- [Stated problem]: Determine how many lines of the data below contain "JSON", then give only that number.

— Start Exercise inputs —

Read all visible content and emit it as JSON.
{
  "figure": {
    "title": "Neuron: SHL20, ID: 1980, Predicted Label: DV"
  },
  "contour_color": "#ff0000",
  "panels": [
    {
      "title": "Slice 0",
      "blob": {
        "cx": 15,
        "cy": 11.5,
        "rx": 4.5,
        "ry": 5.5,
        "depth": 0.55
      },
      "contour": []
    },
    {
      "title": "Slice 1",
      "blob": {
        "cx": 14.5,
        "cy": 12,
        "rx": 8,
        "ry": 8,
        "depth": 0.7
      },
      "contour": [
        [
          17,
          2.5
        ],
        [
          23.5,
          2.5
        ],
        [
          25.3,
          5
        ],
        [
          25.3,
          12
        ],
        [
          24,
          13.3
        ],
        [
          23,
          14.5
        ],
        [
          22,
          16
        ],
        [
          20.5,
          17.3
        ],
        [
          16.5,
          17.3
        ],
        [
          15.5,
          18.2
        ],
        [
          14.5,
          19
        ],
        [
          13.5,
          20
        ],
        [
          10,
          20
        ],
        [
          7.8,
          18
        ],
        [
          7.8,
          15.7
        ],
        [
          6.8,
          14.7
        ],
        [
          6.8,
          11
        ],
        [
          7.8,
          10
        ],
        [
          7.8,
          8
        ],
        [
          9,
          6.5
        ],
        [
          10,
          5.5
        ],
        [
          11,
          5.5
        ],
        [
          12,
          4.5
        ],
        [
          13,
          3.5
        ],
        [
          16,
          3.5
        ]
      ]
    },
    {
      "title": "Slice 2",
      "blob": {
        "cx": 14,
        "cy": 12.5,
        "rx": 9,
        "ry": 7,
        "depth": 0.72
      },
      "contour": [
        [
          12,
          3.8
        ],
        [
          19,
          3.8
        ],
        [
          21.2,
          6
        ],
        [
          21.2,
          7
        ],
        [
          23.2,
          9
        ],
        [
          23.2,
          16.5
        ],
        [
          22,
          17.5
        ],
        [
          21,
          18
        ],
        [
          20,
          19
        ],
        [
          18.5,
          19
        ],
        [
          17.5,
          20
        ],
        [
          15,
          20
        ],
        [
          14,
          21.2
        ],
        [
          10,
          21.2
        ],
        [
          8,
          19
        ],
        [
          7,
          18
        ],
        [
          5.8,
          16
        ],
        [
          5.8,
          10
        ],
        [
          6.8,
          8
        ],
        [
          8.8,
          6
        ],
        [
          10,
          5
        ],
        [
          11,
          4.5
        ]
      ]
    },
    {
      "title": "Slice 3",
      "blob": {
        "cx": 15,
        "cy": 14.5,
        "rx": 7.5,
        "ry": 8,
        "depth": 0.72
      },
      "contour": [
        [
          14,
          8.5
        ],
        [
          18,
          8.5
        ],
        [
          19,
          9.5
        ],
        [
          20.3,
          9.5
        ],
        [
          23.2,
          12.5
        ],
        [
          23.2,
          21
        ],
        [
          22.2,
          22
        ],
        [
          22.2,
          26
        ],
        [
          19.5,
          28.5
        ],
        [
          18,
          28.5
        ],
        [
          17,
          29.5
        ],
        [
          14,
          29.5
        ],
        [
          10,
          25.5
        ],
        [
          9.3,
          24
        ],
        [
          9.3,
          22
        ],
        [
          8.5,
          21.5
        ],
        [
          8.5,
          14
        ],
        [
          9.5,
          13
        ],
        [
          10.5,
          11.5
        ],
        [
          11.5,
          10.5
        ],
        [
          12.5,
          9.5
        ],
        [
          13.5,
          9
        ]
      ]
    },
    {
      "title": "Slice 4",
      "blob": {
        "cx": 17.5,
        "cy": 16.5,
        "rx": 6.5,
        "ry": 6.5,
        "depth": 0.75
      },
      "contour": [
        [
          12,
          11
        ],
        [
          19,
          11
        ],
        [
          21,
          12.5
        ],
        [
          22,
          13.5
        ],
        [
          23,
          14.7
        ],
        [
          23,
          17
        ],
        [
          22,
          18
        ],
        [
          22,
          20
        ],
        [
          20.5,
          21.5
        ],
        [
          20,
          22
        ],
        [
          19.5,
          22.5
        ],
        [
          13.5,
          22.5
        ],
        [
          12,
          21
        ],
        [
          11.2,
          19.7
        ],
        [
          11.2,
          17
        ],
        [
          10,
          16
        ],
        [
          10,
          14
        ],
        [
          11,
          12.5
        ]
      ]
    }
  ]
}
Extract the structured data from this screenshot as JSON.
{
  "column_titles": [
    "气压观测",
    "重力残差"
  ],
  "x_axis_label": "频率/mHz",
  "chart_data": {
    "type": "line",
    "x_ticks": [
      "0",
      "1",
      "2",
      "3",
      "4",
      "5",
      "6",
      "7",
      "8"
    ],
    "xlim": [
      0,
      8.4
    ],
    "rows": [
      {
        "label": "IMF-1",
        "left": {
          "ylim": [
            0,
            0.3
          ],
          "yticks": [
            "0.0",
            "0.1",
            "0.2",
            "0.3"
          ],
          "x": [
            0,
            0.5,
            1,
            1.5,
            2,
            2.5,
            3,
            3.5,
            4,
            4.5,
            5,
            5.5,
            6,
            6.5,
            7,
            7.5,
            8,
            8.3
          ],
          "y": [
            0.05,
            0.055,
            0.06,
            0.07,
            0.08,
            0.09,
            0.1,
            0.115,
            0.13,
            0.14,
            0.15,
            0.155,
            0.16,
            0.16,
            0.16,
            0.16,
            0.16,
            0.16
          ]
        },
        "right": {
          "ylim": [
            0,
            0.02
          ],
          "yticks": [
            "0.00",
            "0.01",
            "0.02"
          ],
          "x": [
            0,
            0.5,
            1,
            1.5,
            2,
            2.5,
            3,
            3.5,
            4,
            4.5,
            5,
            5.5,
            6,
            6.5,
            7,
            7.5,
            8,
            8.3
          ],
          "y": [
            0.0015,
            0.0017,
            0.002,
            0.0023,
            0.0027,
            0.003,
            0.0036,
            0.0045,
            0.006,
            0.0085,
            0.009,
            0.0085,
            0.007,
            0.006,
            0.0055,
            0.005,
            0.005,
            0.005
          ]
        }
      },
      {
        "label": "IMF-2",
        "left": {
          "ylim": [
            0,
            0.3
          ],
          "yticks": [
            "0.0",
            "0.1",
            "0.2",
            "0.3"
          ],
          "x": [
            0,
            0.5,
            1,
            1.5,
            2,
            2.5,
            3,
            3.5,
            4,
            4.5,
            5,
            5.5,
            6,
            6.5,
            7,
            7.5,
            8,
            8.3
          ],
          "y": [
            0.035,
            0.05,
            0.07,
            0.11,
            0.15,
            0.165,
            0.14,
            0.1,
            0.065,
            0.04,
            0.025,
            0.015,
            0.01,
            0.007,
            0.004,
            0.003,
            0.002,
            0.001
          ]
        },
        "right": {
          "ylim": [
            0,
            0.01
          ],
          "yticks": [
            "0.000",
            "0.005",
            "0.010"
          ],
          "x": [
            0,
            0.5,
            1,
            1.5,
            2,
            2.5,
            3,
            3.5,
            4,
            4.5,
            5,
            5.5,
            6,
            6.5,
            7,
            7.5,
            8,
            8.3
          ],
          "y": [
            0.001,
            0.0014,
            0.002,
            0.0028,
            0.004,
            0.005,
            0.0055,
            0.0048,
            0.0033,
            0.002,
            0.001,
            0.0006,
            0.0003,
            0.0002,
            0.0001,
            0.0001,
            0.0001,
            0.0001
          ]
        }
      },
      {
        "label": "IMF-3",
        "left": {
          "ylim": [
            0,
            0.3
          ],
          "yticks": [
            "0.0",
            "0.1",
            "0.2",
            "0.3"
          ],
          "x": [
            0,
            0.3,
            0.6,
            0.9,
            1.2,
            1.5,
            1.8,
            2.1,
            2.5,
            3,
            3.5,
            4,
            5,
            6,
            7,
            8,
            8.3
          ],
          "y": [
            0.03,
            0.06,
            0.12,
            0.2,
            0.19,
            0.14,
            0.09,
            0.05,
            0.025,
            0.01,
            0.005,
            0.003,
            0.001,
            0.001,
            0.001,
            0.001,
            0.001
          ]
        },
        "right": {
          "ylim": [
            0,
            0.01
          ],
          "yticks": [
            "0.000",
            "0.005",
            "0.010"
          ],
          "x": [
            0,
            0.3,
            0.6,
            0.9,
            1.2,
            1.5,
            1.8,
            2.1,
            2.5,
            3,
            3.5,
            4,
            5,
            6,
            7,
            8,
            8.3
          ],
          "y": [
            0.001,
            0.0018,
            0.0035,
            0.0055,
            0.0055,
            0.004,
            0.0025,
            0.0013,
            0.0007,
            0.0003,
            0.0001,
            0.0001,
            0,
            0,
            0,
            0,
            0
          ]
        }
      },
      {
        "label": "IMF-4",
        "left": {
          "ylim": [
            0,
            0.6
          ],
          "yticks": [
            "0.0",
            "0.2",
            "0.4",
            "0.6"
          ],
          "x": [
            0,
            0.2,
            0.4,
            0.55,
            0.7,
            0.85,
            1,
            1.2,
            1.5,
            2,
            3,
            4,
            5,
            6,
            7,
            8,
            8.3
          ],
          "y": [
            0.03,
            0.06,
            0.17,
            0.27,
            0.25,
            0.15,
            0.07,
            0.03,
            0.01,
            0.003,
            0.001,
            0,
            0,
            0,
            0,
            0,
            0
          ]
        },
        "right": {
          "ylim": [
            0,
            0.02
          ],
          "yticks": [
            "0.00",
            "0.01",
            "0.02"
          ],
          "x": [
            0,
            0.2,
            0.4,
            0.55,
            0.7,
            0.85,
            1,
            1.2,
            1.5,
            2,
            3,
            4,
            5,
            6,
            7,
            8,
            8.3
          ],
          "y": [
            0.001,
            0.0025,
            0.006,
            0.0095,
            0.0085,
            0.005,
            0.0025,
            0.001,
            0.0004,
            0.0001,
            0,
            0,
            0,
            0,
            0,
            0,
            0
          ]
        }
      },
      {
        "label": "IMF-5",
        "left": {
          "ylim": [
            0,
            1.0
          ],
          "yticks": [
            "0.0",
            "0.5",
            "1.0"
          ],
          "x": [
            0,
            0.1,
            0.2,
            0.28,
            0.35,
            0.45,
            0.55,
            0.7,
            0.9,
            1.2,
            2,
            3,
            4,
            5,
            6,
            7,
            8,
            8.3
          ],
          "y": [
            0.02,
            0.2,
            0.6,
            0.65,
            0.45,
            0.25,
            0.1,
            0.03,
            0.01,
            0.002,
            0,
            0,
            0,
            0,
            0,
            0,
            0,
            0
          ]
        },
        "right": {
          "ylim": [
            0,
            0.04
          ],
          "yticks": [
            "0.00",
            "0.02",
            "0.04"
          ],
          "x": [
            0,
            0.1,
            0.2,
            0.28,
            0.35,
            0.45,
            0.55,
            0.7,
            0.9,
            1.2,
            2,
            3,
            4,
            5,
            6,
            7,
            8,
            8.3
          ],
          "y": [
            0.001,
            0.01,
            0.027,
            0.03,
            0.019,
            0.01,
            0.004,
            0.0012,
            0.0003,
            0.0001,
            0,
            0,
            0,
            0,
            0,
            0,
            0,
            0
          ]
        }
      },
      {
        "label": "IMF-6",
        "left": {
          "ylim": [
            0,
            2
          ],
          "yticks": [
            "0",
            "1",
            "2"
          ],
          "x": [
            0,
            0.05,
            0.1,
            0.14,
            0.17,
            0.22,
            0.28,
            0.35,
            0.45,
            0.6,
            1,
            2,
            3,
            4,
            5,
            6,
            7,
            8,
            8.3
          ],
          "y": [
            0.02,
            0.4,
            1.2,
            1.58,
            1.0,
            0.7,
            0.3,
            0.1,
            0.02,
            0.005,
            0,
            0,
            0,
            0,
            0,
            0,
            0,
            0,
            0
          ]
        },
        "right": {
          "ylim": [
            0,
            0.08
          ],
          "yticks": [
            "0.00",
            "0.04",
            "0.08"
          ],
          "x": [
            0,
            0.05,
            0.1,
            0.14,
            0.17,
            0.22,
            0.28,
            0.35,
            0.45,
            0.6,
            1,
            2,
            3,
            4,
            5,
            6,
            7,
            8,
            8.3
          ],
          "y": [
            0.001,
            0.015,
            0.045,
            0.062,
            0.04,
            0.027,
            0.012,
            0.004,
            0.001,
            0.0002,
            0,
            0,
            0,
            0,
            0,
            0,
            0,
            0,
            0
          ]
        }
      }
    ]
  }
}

— End Exercise inputs —

- [Written response]: 2